(Written task): Each line that holds the word "Ethereum" is to be identified and copied.

(Data):
::::::

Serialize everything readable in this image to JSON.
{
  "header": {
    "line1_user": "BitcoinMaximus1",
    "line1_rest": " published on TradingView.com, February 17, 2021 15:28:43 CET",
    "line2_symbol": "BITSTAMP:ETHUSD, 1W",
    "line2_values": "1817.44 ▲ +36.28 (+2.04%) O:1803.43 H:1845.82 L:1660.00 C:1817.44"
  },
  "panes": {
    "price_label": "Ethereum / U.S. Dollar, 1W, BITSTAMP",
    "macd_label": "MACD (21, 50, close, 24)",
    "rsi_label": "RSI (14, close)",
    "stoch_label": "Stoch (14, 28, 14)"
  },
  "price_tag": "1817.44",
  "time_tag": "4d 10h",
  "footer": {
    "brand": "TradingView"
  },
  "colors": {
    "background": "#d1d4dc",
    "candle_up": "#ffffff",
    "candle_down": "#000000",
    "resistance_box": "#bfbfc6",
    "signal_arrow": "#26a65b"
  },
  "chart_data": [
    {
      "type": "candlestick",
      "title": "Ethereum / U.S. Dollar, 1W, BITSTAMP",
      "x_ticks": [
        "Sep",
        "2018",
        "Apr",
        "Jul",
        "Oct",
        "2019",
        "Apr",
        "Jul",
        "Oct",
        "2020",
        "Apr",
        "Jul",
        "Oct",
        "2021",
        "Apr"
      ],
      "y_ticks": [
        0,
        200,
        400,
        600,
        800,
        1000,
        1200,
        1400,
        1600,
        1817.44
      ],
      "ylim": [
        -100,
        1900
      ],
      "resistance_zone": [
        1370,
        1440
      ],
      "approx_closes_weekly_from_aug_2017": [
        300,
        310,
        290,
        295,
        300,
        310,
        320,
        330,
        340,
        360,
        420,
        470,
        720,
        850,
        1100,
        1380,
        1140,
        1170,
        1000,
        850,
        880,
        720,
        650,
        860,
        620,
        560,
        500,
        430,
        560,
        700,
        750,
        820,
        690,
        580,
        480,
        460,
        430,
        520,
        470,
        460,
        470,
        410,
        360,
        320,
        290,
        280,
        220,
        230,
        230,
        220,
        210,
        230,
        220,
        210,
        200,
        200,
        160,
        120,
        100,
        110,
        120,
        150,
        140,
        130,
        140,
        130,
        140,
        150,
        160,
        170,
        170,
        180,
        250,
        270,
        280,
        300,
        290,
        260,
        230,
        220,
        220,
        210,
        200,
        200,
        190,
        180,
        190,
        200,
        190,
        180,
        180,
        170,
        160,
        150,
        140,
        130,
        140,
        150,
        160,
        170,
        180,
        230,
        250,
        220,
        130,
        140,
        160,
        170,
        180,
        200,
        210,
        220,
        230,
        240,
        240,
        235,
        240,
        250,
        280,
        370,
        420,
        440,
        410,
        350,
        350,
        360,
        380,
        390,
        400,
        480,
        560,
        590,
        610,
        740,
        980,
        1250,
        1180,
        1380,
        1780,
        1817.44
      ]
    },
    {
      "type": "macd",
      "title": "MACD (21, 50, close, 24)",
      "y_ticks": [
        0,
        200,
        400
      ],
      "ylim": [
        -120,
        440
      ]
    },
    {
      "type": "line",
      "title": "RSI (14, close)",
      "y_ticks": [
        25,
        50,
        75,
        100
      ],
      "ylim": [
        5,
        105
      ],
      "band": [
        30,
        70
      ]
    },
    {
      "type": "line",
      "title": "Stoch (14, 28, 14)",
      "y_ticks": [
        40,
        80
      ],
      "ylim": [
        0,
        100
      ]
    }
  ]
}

::::::

(Written reply):
    "price_label": "Ethereum / U.S. Dollar, 1W, BITSTAMP",
      "title": "Ethereum / U.S. Dollar, 1W, BITSTAMP",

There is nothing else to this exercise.